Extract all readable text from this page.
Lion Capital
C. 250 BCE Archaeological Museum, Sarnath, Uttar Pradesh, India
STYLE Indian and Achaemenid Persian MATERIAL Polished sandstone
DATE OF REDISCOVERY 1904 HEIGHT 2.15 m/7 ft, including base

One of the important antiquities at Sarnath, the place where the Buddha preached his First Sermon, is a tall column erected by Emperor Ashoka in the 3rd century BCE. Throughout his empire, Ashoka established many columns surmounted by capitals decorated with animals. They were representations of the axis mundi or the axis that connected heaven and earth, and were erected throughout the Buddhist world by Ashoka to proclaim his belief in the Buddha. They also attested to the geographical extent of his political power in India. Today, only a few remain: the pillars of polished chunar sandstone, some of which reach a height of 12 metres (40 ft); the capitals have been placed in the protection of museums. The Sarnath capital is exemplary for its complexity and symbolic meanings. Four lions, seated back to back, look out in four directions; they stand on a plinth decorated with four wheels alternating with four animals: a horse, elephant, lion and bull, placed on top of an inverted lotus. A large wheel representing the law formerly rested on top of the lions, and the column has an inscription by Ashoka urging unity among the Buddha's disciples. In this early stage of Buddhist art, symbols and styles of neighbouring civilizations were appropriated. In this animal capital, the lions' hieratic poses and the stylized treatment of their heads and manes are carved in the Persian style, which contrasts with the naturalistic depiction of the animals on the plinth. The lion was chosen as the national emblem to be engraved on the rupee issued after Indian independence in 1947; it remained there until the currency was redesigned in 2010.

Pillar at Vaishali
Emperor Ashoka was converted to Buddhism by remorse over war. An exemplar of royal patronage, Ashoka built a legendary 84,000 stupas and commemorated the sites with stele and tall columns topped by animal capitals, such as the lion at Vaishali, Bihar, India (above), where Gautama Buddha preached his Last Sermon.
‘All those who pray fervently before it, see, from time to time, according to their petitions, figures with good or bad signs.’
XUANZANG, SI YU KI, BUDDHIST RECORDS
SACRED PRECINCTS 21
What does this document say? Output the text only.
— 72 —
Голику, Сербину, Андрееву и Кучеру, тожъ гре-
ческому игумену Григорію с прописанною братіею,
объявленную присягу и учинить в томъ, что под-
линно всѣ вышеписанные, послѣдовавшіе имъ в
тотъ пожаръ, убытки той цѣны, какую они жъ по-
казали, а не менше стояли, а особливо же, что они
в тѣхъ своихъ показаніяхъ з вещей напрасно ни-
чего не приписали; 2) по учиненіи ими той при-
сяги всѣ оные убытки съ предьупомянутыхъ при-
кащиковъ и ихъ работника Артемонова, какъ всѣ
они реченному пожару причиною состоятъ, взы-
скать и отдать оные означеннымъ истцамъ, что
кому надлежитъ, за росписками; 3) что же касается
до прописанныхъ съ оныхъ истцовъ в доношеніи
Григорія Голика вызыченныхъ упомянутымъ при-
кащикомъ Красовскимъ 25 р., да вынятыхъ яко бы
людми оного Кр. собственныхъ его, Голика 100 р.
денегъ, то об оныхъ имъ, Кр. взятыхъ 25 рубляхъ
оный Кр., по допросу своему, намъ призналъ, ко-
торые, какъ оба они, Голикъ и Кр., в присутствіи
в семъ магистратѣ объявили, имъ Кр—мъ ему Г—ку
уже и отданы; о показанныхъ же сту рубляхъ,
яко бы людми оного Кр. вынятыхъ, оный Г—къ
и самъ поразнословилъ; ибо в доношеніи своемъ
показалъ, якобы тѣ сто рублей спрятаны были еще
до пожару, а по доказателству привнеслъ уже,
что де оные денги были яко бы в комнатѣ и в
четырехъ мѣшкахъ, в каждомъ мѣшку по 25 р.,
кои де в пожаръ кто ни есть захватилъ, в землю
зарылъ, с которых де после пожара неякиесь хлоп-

> WHAT YOU NEED TO DO: Gather each line in these records that contains the string "оные".

> REPLY TO THE TASK:
сяги всѣ оные убытки съ предьупомянутыхъ при-
скать и отдать оные означеннымъ истцамъ, что
что де оные денги были яко бы в комнатѣ и в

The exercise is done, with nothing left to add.